- **What to work on**: Write each record again exactly as it stands.

- **Raw records**:

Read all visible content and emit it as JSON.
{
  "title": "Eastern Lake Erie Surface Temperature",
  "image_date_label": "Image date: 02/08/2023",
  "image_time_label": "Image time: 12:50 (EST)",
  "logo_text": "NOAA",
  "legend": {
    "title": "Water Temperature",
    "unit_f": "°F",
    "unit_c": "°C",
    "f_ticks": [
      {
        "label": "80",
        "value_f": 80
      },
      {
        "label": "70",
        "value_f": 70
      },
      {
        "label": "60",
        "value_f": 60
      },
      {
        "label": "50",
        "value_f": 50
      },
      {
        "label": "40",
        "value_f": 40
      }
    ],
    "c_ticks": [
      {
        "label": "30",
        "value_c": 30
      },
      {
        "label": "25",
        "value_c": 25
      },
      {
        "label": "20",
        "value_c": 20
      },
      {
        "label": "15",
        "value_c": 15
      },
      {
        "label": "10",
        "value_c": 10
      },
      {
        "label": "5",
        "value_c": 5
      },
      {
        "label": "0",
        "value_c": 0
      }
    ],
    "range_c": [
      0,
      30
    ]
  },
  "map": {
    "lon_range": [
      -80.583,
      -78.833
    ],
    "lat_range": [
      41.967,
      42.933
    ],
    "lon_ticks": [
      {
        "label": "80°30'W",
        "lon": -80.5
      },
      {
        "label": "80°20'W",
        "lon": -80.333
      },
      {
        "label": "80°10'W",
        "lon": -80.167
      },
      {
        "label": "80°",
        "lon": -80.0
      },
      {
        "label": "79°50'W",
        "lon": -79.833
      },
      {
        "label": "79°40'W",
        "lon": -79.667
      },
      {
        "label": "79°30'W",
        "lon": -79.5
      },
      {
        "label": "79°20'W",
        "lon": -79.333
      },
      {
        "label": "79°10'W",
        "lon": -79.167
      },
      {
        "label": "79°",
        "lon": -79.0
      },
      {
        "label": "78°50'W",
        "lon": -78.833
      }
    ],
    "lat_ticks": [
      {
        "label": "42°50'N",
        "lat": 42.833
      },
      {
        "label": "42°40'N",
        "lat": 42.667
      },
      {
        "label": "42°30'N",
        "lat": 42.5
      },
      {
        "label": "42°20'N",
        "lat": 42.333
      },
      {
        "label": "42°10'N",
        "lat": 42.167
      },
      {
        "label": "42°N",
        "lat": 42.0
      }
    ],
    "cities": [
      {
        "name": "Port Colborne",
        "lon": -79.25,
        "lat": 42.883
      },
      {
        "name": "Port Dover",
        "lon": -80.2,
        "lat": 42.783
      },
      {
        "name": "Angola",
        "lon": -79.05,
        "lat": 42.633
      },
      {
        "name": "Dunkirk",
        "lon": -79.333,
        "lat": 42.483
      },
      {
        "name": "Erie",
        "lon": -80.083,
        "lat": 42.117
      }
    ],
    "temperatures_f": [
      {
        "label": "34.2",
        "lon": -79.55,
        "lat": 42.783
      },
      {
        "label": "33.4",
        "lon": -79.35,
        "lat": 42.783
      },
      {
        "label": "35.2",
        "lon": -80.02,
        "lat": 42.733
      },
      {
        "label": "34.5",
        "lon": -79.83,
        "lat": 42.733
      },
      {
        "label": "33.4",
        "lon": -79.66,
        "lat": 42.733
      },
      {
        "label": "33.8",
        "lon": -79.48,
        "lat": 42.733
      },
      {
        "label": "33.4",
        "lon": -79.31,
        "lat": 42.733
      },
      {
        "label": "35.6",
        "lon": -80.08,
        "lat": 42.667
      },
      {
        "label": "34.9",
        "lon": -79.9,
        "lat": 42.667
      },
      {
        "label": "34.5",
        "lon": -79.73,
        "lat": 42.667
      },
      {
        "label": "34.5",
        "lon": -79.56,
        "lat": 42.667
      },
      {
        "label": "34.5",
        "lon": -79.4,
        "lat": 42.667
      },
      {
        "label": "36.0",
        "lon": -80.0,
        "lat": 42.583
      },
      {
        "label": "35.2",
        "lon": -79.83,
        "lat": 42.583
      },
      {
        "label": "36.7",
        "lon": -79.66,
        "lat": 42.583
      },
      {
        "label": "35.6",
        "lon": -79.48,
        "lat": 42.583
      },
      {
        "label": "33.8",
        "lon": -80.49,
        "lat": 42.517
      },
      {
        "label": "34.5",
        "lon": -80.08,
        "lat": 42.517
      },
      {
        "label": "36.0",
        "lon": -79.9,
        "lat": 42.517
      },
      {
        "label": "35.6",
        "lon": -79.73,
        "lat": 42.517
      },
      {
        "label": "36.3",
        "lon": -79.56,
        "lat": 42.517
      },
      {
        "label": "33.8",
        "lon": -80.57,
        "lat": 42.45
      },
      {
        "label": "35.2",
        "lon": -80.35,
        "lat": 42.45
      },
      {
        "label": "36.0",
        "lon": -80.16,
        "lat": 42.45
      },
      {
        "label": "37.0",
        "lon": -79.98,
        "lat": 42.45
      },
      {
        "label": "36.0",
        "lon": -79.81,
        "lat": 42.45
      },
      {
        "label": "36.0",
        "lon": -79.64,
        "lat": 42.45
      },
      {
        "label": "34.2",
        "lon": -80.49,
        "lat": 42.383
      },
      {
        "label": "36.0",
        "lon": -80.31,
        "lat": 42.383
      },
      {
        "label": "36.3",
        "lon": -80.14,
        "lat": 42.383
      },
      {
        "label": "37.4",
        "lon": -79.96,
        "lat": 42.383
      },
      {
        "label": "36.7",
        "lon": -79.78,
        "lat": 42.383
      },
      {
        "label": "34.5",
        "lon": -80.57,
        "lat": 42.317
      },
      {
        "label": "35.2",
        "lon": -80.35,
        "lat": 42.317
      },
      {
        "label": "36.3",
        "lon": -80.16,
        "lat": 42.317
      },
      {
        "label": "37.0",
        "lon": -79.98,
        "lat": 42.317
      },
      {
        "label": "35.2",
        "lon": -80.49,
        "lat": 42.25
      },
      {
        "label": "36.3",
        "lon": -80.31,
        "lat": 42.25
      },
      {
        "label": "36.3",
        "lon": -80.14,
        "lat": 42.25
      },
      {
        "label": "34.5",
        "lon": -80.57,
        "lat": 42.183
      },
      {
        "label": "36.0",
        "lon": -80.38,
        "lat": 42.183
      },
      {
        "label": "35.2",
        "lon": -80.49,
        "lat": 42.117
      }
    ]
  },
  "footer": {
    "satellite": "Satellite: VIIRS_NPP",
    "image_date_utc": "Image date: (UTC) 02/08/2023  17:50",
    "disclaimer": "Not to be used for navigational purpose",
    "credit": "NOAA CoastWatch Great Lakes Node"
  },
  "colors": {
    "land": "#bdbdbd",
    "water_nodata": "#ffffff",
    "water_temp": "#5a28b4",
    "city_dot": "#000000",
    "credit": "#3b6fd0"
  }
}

- **Response to this exercise**:
Read all visible content and emit it as JSON.
{
  "title": "Eastern Lake Erie Surface Temperature",
  "image_date_label": "Image date: 02/08/2023",
  "image_time_label": "Image time: 12:50 (EST)",
  "logo_text": "NOAA",
  "legend": {
    "title": "Water Temperature",
    "unit_f": "°F",
    "unit_c": "°C",
    "f_ticks": [
      {
        "label": "80",
        "value_f": 80
      },
      {
        "label": "70",
        "value_f": 70
      },
      {
        "label": "60",
        "value_f": 60
      },
      {
        "label": "50",
        "value_f": 50
      },
      {
        "label": "40",
        "value_f": 40
      }
    ],
    "c_ticks": [
      {
        "label": "30",
        "value_c": 30
      },
      {
        "label": "25",
        "value_c": 25
      },
      {
        "label": "20",
        "value_c": 20
      },
      {
        "label": "15",
        "value_c": 15
      },
      {
        "label": "10",
        "value_c": 10
      },
      {
        "label": "5",
        "value_c": 5
      },
      {
        "label": "0",
        "value_c": 0
      }
    ],
    "range_c": [
      0,
      30
    ]
  },
  "map": {
    "lon_range": [
      -80.583,
      -78.833
    ],
    "lat_range": [
      41.967,
      42.933
    ],
    "lon_ticks": [
      {
        "label": "80°30'W",
        "lon": -80.5
      },
      {
        "label": "80°20'W",
        "lon": -80.333
      },
      {
        "label": "80°10'W",
        "lon": -80.167
      },
      {
        "label": "80°",
        "lon": -80.0
      },
      {
        "label": "79°50'W",
        "lon": -79.833
      },
      {
        "label": "79°40'W",
        "lon": -79.667
      },
      {
        "label": "79°30'W",
        "lon": -79.5
      },
      {
        "label": "79°20'W",
        "lon": -79.333
      },
      {
        "label": "79°10'W",
        "lon": -79.167
      },
      {
        "label": "79°",
        "lon": -79.0
      },
      {
        "label": "78°50'W",
        "lon": -78.833
      }
    ],
    "lat_ticks": [
      {
        "label": "42°50'N",
        "lat": 42.833
      },
      {
        "label": "42°40'N",
        "lat": 42.667
      },
      {
        "label": "42°30'N",
        "lat": 42.5
      },
      {
        "label": "42°20'N",
        "lat": 42.333
      },
      {
        "label": "42°10'N",
        "lat": 42.167
      },
      {
        "label": "42°N",
        "lat": 42.0
      }
    ],
    "cities": [
      {
        "name": "Port Colborne",
        "lon": -79.25,
        "lat": 42.883
      },
      {
        "name": "Port Dover",
        "lon": -80.2,
        "lat": 42.783
      },
      {
        "name": "Angola",
        "lon": -79.05,
        "lat": 42.633
      },
      {
        "name": "Dunkirk",
        "lon": -79.333,
        "lat": 42.483
      },
      {
        "name": "Erie",
        "lon": -80.083,
        "lat": 42.117
      }
    ],
    "temperatures_f": [
      {
        "label": "34.2",
        "lon": -79.55,
        "lat": 42.783
      },
      {
        "label": "33.4",
        "lon": -79.35,
        "lat": 42.783
      },
      {
        "label": "35.2",
        "lon": -80.02,
        "lat": 42.733
      },
      {
        "label": "34.5",
        "lon": -79.83,
        "lat": 42.733
      },
      {
        "label": "33.4",
        "lon": -79.66,
        "lat": 42.733
      },
      {
        "label": "33.8",
        "lon": -79.48,
        "lat": 42.733
      },
      {
        "label": "33.4",
        "lon": -79.31,
        "lat": 42.733
      },
      {
        "label": "35.6",
        "lon": -80.08,
        "lat": 42.667
      },
      {
        "label": "34.9",
        "lon": -79.9,
        "lat": 42.667
      },
      {
        "label": "34.5",
        "lon": -79.73,
        "lat": 42.667
      },
      {
        "label": "34.5",
        "lon": -79.56,
        "lat": 42.667
      },
      {
        "label": "34.5",
        "lon": -79.4,
        "lat": 42.667
      },
      {
        "label": "36.0",
        "lon": -80.0,
        "lat": 42.583
      },
      {
        "label": "35.2",
        "lon": -79.83,
        "lat": 42.583
      },
      {
        "label": "36.7",
        "lon": -79.66,
        "lat": 42.583
      },
      {
        "label": "35.6",
        "lon": -79.48,
        "lat": 42.583
      },
      {
        "label": "33.8",
        "lon": -80.49,
        "lat": 42.517
      },
      {
        "label": "34.5",
        "lon": -80.08,
        "lat": 42.517
      },
      {
        "label": "36.0",
        "lon": -79.9,
        "lat": 42.517
      },
      {
        "label": "35.6",
        "lon": -79.73,
        "lat": 42.517
      },
      {
        "label": "36.3",
        "lon": -79.56,
        "lat": 42.517
      },
      {
        "label": "33.8",
        "lon": -80.57,
        "lat": 42.45
      },
      {
        "label": "35.2",
        "lon": -80.35,
        "lat": 42.45
      },
      {
        "label": "36.0",
        "lon": -80.16,
        "lat": 42.45
      },
      {
        "label": "37.0",
        "lon": -79.98,
        "lat": 42.45
      },
      {
        "label": "36.0",
        "lon": -79.81,
        "lat": 42.45
      },
      {
        "label": "36.0",
        "lon": -79.64,
        "lat": 42.45
      },
      {
        "label": "34.2",
        "lon": -80.49,
        "lat": 42.383
      },
      {
        "label": "36.0",
        "lon": -80.31,
        "lat": 42.383
      },
      {
        "label": "36.3",
        "lon": -80.14,
        "lat": 42.383
      },
      {
        "label": "37.4",
        "lon": -79.96,
        "lat": 42.383
      },
      {
        "label": "36.7",
        "lon": -79.78,
        "lat": 42.383
      },
      {
        "label": "34.5",
        "lon": -80.57,
        "lat": 42.317
      },
      {
        "label": "35.2",
        "lon": -80.35,
        "lat": 42.317
      },
      {
        "label": "36.3",
        "lon": -80.16,
        "lat": 42.317
      },
      {
        "label": "37.0",
        "lon": -79.98,
        "lat": 42.317
      },
      {
        "label": "35.2",
        "lon": -80.49,
        "lat": 42.25
      },
      {
        "label": "36.3",
        "lon": -80.31,
        "lat": 42.25
      },
      {
        "label": "36.3",
        "lon": -80.14,
        "lat": 42.25
      },
      {
        "label": "34.5",
        "lon": -80.57,
        "lat": 42.183
      },
      {
        "label": "36.0",
        "lon": -80.38,
        "lat": 42.183
      },
      {
        "label": "35.2",
        "lon": -80.49,
        "lat": 42.117
      }
    ]
  },
  "footer": {
    "satellite": "Satellite: VIIRS_NPP",
    "image_date_utc": "Image date: (UTC) 02/08/2023  17:50",
    "disclaimer": "Not to be used for navigational purpose",
    "credit": "NOAA CoastWatch Great Lakes Node"
  },
  "colors": {
    "land": "#bdbdbd",
    "water_nodata": "#ffffff",
    "water_temp": "#5a28b4",
    "city_dot": "#000000",
    "credit": "#3b6fd0"
  }
}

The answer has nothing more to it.